[TASK TO COMPLETE] The records below need retyping in full; give them again exactly.

--- start of SOURCE DATA ---

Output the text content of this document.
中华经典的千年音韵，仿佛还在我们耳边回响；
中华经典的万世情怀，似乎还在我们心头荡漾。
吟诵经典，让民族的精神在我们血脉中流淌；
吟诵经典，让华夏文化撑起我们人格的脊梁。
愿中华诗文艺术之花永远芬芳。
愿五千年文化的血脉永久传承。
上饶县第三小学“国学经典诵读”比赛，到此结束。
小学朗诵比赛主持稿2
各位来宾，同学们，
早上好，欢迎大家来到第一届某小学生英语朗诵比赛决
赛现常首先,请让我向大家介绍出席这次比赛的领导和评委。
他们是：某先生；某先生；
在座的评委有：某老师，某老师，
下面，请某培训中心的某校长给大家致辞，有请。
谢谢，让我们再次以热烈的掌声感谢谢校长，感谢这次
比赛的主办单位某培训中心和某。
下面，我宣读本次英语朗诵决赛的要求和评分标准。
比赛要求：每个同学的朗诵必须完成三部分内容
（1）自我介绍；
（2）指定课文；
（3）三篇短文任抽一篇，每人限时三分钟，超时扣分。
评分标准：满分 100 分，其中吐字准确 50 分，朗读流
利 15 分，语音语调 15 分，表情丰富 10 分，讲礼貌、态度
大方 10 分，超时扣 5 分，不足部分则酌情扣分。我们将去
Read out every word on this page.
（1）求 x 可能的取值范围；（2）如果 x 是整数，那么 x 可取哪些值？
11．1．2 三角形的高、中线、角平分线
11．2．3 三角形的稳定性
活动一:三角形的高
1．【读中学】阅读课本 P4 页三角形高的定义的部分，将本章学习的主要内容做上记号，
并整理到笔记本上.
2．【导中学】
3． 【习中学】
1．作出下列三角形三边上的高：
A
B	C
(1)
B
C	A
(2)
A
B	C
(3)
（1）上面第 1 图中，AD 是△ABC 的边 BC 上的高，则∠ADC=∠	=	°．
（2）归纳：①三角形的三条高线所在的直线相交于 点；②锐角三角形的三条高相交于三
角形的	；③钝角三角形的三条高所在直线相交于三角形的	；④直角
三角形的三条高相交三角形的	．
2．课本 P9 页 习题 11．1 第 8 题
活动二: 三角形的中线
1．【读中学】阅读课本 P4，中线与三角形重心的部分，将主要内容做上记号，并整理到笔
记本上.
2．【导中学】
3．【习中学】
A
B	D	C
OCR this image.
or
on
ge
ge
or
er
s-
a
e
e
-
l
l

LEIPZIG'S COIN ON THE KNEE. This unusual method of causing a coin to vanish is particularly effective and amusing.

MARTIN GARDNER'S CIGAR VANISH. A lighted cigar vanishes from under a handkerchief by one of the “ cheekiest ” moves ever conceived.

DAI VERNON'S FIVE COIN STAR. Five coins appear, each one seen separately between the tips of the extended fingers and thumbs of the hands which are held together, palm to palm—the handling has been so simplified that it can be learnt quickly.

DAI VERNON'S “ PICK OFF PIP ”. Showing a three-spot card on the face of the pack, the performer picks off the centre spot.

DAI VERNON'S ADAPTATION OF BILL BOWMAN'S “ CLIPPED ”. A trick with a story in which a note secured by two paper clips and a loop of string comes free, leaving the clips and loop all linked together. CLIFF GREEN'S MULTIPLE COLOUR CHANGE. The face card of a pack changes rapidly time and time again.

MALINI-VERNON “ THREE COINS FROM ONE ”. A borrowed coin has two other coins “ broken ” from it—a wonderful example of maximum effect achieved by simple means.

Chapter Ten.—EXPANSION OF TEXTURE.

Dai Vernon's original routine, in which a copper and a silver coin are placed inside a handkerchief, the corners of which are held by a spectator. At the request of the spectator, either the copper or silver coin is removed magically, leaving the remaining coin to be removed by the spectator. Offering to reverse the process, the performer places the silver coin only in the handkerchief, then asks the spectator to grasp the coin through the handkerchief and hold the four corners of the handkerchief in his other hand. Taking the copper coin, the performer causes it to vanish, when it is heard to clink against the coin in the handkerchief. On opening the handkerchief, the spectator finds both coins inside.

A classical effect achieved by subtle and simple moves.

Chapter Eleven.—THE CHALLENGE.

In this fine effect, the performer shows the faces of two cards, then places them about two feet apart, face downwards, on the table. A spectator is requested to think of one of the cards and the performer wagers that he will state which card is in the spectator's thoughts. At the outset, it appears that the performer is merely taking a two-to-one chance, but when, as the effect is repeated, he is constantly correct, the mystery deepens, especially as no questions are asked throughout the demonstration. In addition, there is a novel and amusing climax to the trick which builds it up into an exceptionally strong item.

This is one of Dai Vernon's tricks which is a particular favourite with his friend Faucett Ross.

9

--- end of SOURCE DATA ---

[EXERCISE RESULT]
Output the text content of this document.
中华经典的千年音韵，仿佛还在我们耳边回响；
中华经典的万世情怀，似乎还在我们心头荡漾。
吟诵经典，让民族的精神在我们血脉中流淌；
吟诵经典，让华夏文化撑起我们人格的脊梁。
愿中华诗文艺术之花永远芬芳。
愿五千年文化的血脉永久传承。
上饶县第三小学“国学经典诵读”比赛，到此结束。
小学朗诵比赛主持稿2
各位来宾，同学们，
早上好，欢迎大家来到第一届某小学生英语朗诵比赛决
赛现常首先,请让我向大家介绍出席这次比赛的领导和评委。
他们是：某先生；某先生；
在座的评委有：某老师，某老师，
下面，请某培训中心的某校长给大家致辞，有请。
谢谢，让我们再次以热烈的掌声感谢谢校长，感谢这次
比赛的主办单位某培训中心和某。
下面，我宣读本次英语朗诵决赛的要求和评分标准。
比赛要求：每个同学的朗诵必须完成三部分内容
（1）自我介绍；
（2）指定课文；
（3）三篇短文任抽一篇，每人限时三分钟，超时扣分。
评分标准：满分 100 分，其中吐字准确 50 分，朗读流
利 15 分，语音语调 15 分，表情丰富 10 分，讲礼貌、态度
大方 10 分，超时扣 5 分，不足部分则酌情扣分。我们将去
Read out every word on this page.
（1）求 x 可能的取值范围；（2）如果 x 是整数，那么 x 可取哪些值？
11．1．2 三角形的高、中线、角平分线
11．2．3 三角形的稳定性
活动一:三角形的高
1．【读中学】阅读课本 P4 页三角形高的定义的部分，将本章学习的主要内容做上记号，
并整理到笔记本上.
2．【导中学】
3． 【习中学】
1．作出下列三角形三边上的高：
A
B	C
(1)
B
C	A
(2)
A
B	C
(3)
（1）上面第 1 图中，AD 是△ABC 的边 BC 上的高，则∠ADC=∠	=	°．
（2）归纳：①三角形的三条高线所在的直线相交于 点；②锐角三角形的三条高相交于三
角形的	；③钝角三角形的三条高所在直线相交于三角形的	；④直角
三角形的三条高相交三角形的	．
2．课本 P9 页 习题 11．1 第 8 题
活动二: 三角形的中线
1．【读中学】阅读课本 P4，中线与三角形重心的部分，将主要内容做上记号，并整理到笔
记本上.
2．【导中学】
3．【习中学】
A
B	D	C
OCR this image.
or
on
ge
ge
or
er
s-
a
e
e
-
l
l

LEIPZIG'S COIN ON THE KNEE. This unusual method of causing a coin to vanish is particularly effective and amusing.

MARTIN GARDNER'S CIGAR VANISH. A lighted cigar vanishes from under a handkerchief by one of the “ cheekiest ” moves ever conceived.

DAI VERNON'S FIVE COIN STAR. Five coins appear, each one seen separately between the tips of the extended fingers and thumbs of the hands which are held together, palm to palm—the handling has been so simplified that it can be learnt quickly.

DAI VERNON'S “ PICK OFF PIP ”. Showing a three-spot card on the face of the pack, the performer picks off the centre spot.

DAI VERNON'S ADAPTATION OF BILL BOWMAN'S “ CLIPPED ”. A trick with a story in which a note secured by two paper clips and a loop of string comes free, leaving the clips and loop all linked together. CLIFF GREEN'S MULTIPLE COLOUR CHANGE. The face card of a pack changes rapidly time and time again.

MALINI-VERNON “ THREE COINS FROM ONE ”. A borrowed coin has two other coins “ broken ” from it—a wonderful example of maximum effect achieved by simple means.

Chapter Ten.—EXPANSION OF TEXTURE.

Dai Vernon's original routine, in which a copper and a silver coin are placed inside a handkerchief, the corners of which are held by a spectator. At the request of the spectator, either the copper or silver coin is removed magically, leaving the remaining coin to be removed by the spectator. Offering to reverse the process, the performer places the silver coin only in the handkerchief, then asks the spectator to grasp the coin through the handkerchief and hold the four corners of the handkerchief in his other hand. Taking the copper coin, the performer causes it to vanish, when it is heard to clink against the coin in the handkerchief. On opening the handkerchief, the spectator finds both coins inside.

A classical effect achieved by subtle and simple moves.

Chapter Eleven.—THE CHALLENGE.

In this fine effect, the performer shows the faces of two cards, then places them about two feet apart, face downwards, on the table. A spectator is requested to think of one of the cards and the performer wagers that he will state which card is in the spectator's thoughts. At the outset, it appears that the performer is merely taking a two-to-one chance, but when, as the effect is repeated, he is constantly correct, the mystery deepens, especially as no questions are asked throughout the demonstration. In addition, there is a novel and amusing climax to the trick which builds it up into an exceptionally strong item.

This is one of Dai Vernon's tricks which is a particular favourite with his friend Faucett Ross.

9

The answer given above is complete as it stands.